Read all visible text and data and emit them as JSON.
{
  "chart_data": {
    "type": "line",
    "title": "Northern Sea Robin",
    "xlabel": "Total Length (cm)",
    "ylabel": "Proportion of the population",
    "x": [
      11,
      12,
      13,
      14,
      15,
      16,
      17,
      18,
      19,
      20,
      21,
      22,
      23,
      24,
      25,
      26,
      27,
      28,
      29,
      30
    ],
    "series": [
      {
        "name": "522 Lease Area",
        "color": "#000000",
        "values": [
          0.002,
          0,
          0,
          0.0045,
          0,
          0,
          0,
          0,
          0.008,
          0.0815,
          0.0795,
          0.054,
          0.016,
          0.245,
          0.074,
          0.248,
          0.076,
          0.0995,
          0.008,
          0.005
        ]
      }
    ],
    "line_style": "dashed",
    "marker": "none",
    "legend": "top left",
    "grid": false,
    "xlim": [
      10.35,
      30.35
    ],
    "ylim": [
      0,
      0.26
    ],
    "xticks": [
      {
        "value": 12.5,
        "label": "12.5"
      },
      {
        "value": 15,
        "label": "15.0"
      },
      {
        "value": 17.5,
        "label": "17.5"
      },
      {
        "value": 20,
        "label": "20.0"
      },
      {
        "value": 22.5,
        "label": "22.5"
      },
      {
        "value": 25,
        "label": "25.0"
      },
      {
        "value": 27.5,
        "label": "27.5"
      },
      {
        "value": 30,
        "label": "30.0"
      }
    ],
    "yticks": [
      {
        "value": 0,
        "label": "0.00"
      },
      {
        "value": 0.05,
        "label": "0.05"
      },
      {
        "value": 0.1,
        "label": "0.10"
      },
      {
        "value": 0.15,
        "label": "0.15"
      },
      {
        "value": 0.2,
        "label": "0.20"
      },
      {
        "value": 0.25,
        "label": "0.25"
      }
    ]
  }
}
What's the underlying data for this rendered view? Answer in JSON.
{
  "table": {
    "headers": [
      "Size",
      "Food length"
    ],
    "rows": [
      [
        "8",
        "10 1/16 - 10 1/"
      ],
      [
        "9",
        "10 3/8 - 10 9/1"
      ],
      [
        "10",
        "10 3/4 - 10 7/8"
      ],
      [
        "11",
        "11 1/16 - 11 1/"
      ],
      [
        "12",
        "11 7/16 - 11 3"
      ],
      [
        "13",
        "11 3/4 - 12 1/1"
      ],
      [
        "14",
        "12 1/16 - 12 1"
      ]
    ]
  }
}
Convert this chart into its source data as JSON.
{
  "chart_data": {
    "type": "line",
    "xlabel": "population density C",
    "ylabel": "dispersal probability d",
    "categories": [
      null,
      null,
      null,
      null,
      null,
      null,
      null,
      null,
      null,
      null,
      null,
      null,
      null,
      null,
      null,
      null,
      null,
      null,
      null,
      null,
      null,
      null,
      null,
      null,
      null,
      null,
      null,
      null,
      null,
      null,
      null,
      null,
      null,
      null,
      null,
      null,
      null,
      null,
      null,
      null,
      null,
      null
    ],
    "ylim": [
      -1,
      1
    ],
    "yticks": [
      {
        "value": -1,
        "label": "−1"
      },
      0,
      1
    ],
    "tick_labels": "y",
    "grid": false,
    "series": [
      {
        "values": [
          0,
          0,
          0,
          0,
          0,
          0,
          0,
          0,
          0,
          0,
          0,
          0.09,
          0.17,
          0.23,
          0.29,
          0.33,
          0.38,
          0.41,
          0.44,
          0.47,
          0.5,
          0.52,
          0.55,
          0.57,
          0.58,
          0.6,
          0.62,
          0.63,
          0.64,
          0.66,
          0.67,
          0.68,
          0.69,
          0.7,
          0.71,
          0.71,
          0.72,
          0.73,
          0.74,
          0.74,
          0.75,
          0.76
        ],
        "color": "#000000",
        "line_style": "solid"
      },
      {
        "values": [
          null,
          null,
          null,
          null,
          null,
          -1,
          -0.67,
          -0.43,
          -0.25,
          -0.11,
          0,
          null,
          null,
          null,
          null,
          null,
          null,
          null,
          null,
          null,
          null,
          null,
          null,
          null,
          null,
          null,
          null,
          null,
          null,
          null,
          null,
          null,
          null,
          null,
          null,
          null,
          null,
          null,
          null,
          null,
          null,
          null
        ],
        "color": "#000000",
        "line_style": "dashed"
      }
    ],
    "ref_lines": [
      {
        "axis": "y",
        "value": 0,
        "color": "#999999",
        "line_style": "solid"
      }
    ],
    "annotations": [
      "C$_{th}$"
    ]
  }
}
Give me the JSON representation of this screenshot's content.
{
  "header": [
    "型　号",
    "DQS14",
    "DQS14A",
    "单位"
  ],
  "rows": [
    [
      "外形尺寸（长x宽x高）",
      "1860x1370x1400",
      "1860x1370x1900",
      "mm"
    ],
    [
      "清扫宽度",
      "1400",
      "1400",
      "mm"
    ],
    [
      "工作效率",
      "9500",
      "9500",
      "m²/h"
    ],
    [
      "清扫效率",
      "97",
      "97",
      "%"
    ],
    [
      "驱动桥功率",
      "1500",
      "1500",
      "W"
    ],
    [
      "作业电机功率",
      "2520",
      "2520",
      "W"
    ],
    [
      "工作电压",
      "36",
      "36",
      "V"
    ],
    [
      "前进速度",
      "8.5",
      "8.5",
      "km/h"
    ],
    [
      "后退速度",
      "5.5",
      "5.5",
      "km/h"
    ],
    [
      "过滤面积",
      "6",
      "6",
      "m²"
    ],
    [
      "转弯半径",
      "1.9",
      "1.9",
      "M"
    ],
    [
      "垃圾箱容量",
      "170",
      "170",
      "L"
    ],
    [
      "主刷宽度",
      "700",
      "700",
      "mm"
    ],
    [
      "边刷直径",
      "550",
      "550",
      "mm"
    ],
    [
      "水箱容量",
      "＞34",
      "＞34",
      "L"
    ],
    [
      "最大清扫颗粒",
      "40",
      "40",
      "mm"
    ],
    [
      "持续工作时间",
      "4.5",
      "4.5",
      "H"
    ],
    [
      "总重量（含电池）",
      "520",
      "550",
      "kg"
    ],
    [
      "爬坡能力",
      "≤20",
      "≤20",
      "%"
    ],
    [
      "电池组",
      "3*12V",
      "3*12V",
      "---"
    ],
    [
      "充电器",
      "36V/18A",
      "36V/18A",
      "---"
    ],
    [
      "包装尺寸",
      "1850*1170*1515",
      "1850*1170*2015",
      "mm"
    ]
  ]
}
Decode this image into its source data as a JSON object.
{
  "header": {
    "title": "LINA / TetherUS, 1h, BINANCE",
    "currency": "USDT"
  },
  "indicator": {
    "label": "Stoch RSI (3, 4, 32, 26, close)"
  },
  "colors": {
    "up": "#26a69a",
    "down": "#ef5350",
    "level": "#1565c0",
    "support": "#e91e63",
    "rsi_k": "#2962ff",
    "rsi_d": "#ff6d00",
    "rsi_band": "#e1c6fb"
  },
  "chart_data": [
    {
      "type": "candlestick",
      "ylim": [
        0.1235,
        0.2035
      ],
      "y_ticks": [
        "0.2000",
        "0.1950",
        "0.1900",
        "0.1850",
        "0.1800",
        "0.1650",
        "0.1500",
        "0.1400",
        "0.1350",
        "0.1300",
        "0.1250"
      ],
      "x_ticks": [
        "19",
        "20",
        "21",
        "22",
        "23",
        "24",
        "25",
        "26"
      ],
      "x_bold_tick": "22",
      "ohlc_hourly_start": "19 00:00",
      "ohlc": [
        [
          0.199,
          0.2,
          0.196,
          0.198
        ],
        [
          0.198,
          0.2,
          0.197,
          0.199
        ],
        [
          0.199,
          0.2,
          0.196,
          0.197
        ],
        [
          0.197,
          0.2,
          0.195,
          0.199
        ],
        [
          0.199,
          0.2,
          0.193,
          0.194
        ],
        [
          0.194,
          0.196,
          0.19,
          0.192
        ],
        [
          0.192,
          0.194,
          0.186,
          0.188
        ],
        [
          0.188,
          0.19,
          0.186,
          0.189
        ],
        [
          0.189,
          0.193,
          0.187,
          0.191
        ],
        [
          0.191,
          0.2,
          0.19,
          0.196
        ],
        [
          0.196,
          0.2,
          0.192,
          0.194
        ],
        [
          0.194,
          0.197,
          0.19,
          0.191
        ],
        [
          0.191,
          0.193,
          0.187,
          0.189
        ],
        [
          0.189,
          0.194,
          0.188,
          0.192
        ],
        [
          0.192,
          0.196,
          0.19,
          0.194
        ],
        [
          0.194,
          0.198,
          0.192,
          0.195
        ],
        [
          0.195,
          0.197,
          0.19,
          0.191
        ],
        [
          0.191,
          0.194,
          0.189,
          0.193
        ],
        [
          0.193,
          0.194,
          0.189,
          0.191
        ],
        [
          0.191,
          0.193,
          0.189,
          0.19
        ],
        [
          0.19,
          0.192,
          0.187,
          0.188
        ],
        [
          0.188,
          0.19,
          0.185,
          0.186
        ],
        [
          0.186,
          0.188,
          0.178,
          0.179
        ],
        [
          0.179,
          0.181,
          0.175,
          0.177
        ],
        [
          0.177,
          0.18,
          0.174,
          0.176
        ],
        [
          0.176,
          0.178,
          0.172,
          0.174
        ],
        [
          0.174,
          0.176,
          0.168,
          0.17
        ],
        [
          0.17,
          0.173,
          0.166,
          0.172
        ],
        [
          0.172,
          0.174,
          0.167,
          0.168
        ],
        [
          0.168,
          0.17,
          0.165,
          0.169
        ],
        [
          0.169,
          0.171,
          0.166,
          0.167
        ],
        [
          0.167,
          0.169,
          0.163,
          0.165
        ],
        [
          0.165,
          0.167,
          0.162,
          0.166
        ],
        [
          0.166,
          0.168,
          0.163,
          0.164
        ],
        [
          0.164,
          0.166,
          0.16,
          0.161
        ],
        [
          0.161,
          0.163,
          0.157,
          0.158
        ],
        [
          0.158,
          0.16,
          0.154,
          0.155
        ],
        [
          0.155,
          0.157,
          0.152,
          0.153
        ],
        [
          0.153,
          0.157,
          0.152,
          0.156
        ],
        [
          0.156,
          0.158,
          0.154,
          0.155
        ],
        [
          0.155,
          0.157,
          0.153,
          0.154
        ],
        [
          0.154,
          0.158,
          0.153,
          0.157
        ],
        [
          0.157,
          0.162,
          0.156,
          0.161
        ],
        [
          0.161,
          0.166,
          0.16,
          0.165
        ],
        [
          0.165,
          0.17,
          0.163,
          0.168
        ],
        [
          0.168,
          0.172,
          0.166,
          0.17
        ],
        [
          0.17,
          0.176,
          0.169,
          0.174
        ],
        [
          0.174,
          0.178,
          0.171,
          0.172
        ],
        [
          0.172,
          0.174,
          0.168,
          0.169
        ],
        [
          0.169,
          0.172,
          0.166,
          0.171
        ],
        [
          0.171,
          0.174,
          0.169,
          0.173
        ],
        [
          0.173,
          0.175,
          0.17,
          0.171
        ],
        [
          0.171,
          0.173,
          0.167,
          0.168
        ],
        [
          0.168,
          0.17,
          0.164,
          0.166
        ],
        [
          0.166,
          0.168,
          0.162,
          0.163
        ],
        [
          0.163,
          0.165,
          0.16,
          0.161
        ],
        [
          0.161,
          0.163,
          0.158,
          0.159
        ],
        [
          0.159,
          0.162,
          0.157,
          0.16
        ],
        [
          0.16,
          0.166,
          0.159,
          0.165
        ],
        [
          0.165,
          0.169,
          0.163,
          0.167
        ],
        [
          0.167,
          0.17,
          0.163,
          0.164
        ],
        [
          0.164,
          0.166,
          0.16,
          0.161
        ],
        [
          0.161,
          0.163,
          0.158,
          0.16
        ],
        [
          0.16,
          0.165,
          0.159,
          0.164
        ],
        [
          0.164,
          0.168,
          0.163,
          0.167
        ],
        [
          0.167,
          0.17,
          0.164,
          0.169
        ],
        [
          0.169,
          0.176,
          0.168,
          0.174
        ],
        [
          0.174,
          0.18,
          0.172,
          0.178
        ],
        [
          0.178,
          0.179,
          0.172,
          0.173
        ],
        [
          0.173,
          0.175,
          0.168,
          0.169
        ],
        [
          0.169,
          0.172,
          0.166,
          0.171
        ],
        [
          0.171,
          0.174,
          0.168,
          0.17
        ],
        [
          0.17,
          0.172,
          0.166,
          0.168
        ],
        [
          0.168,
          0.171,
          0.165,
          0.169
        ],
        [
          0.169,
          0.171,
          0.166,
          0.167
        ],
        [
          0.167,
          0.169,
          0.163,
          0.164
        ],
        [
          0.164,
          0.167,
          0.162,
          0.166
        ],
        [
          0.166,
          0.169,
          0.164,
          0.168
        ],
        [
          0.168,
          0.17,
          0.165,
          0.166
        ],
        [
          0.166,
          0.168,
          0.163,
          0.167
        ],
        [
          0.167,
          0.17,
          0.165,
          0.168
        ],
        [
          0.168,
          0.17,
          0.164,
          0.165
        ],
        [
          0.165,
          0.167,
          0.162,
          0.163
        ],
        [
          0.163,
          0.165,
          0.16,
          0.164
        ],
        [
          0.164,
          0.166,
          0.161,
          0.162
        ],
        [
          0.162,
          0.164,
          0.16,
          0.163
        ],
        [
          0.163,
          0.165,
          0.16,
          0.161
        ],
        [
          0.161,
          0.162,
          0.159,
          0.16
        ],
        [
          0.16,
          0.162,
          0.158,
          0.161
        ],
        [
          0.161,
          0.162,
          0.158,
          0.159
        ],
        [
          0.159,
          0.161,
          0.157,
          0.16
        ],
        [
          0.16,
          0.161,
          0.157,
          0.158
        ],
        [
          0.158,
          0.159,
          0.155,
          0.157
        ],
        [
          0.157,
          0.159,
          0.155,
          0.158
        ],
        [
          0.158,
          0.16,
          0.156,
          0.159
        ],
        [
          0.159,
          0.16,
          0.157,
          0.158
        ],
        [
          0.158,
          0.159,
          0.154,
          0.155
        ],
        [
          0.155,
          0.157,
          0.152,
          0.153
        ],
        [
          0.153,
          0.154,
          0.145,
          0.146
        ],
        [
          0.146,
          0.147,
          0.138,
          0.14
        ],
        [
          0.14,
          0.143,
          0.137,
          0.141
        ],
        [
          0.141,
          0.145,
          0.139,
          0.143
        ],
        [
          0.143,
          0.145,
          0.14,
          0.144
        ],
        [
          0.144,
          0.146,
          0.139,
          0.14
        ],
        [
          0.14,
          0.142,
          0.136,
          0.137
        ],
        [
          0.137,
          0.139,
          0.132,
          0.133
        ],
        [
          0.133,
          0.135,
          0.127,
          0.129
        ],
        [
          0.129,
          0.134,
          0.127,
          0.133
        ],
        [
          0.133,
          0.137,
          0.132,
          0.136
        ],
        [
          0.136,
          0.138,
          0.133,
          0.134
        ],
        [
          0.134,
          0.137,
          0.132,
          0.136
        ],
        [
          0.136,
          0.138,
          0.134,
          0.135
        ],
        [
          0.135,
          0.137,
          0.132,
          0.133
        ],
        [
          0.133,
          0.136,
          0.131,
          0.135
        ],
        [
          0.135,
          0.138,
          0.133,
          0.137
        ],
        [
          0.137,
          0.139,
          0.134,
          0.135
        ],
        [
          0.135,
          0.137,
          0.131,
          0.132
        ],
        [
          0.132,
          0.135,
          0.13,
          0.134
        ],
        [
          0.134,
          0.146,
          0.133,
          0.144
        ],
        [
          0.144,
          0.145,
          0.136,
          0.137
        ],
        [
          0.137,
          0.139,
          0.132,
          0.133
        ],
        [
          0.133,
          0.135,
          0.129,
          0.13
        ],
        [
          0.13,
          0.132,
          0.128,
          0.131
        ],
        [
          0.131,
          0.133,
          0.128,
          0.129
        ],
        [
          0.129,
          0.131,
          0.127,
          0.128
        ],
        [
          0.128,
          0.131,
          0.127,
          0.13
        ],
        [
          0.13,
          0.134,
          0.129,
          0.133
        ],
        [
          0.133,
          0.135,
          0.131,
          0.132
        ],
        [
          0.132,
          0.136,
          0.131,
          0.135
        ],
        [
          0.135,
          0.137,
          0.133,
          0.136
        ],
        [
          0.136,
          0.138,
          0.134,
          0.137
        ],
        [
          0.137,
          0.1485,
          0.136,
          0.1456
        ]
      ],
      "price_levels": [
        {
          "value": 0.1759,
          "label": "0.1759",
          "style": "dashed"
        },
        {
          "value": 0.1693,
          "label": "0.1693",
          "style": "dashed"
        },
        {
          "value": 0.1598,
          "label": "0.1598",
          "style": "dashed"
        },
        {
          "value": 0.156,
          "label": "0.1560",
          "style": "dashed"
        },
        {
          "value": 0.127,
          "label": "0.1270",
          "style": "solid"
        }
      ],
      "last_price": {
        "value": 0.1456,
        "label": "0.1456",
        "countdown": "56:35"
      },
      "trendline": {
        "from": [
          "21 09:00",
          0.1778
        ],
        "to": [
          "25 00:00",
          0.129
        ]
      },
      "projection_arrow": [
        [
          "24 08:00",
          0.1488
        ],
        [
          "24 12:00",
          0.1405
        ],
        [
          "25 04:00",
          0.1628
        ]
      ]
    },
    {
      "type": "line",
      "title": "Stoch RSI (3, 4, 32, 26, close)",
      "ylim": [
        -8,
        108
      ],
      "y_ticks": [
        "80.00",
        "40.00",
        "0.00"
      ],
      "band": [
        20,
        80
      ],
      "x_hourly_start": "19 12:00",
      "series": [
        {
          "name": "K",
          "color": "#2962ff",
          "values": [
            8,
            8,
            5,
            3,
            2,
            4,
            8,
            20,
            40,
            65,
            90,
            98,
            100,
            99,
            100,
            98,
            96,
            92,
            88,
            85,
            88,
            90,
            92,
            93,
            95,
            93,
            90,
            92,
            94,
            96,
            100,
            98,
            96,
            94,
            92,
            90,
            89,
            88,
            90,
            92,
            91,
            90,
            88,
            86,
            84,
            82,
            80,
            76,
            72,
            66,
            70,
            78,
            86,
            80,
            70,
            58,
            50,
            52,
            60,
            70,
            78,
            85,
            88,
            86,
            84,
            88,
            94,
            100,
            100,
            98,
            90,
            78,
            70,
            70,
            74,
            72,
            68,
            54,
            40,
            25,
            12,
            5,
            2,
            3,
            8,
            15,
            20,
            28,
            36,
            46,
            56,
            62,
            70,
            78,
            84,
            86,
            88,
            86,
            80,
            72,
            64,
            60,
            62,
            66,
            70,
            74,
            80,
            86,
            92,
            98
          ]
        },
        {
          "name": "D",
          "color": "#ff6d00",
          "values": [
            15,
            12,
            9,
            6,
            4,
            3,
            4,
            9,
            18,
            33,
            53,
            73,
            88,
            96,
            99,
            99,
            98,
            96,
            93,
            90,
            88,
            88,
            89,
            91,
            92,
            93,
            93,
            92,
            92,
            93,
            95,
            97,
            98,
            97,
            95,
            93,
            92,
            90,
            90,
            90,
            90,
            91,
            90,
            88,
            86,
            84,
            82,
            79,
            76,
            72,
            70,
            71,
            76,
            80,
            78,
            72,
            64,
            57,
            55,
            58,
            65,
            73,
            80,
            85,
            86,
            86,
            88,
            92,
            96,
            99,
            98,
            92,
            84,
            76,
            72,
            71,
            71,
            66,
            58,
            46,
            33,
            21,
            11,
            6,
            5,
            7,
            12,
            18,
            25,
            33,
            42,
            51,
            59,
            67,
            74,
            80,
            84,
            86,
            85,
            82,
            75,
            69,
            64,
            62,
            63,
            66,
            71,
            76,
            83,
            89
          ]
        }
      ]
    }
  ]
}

• Given task:
Look for lines containing the string "JSON" and copy them all.

• Correct output:
Read all visible text and data and emit them as JSON.
What's the underlying data for this rendered view? Answer in JSON.
Convert this chart into its source data as JSON.
Give me the JSON representation of this screenshot's content.
Decode this image into its source data as a JSON object.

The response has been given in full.